*DESCRIPTION OF THE TASK*. Pictures stay out of the copy; restate everything else in the material exactly.

Records about charts and figures
####################
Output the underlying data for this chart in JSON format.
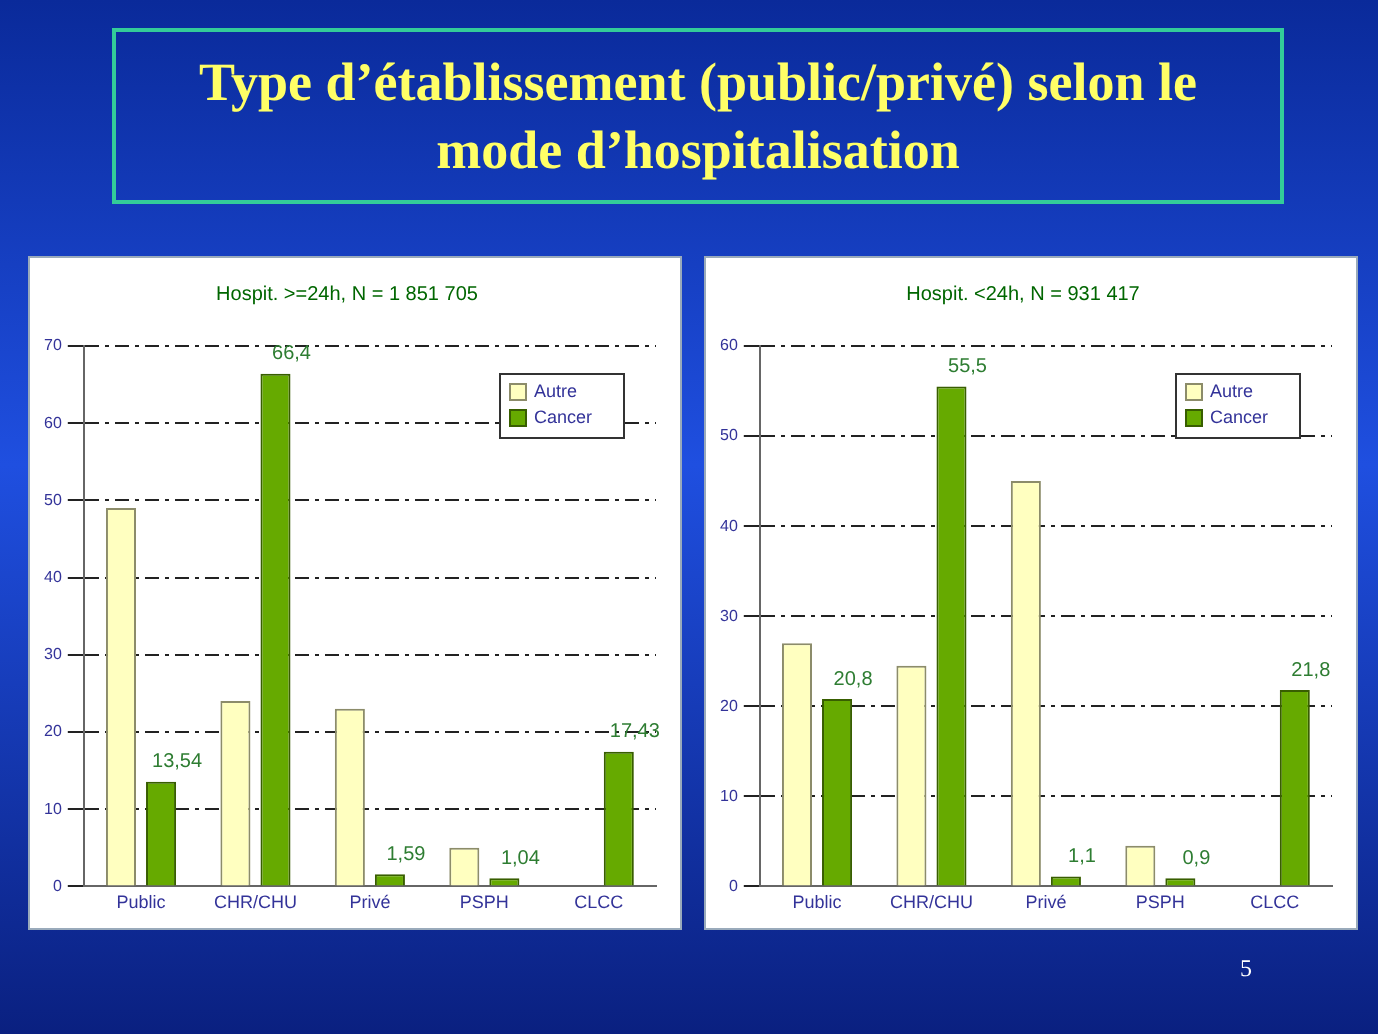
{
  "chart_data": [
    {
      "type": "bar",
      "title": "Type d’établissement (public/privé) selon le mode d’hospitalisation",
      "subtitle": "Hospit. >=24h, N = 1 851 705",
      "categories": [
        "Public",
        "CHR/CHU",
        "Privé",
        "PSPH",
        "CLCC"
      ],
      "series": [
        {
          "name": "Autre",
          "color": "#ffffc0",
          "values": [
            49,
            24,
            23,
            5,
            0
          ]
        },
        {
          "name": "Cancer",
          "color": "#66aa00",
          "values": [
            13.54,
            66.4,
            1.59,
            1.04,
            17.43
          ],
          "value_labels": [
            "13,54",
            "66,4",
            "1,59",
            "1,04",
            "17,43"
          ]
        }
      ],
      "ylim": [
        0,
        70
      ],
      "yticks": [
        0,
        10,
        20,
        30,
        40,
        50,
        60,
        70
      ],
      "grid": "y",
      "legend": "top right"
    },
    {
      "type": "bar",
      "subtitle": "Hospit. <24h, N = 931 417",
      "categories": [
        "Public",
        "CHR/CHU",
        "Privé",
        "PSPH",
        "CLCC"
      ],
      "series": [
        {
          "name": "Autre",
          "color": "#ffffc0",
          "values": [
            27,
            24.5,
            45,
            4.5,
            0
          ]
        },
        {
          "name": "Cancer",
          "color": "#66aa00",
          "values": [
            20.8,
            55.5,
            1.1,
            0.9,
            21.8
          ],
          "value_labels": [
            "20,8",
            "55,5",
            "1,1",
            "0,9",
            "21,8"
          ]
        }
      ],
      "ylim": [
        0,
        60
      ],
      "yticks": [
        0,
        10,
        20,
        30,
        40,
        50,
        60
      ],
      "grid": "y",
      "legend": "top right",
      "annotations": [
        "5"
      ]
    }
  ]
}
####################
*SOLVED PROBLEM*.
Output the underlying data for this chart in JSON format.
{
  "chart_data": [
    {
      "type": "bar",
      "title": "Type d’établissement (public/privé) selon le mode d’hospitalisation",
      "subtitle": "Hospit. >=24h, N = 1 851 705",
      "categories": [
        "Public",
        "CHR/CHU",
        "Privé",
        "PSPH",
        "CLCC"
      ],
      "series": [
        {
          "name": "Autre",
          "color": "#ffffc0",
          "values": [
            49,
            24,
            23,
            5,
            0
          ]
        },
        {
          "name": "Cancer",
          "color": "#66aa00",
          "values": [
            13.54,
            66.4,
            1.59,
            1.04,
            17.43
          ],
          "value_labels": [
            "13,54",
            "66,4",
            "1,59",
            "1,04",
            "17,43"
          ]
        }
      ],
      "ylim": [
        0,
        70
      ],
      "yticks": [
        0,
        10,
        20,
        30,
        40,
        50,
        60,
        70
      ],
      "grid": "y",
      "legend": "top right"
    },
    {
      "type": "bar",
      "subtitle": "Hospit. <24h, N = 931 417",
      "categories": [
        "Public",
        "CHR/CHU",
        "Privé",
        "PSPH",
        "CLCC"
      ],
      "series": [
        {
          "name": "Autre",
          "color": "#ffffc0",
          "values": [
            27,
            24.5,
            45,
            4.5,
            0
          ]
        },
        {
          "name": "Cancer",
          "color": "#66aa00",
          "values": [
            20.8,
            55.5,
            1.1,
            0.9,
            21.8
          ],
          "value_labels": [
            "20,8",
            "55,5",
            "1,1",
            "0,9",
            "21,8"
          ]
        }
      ],
      "ylim": [
        0,
        60
      ],
      "yticks": [
        0,
        10,
        20,
        30,
        40,
        50,
        60
      ],
      "grid": "y",
      "legend": "top right",
      "annotations": [
        "5"
      ]
    }
  ]
}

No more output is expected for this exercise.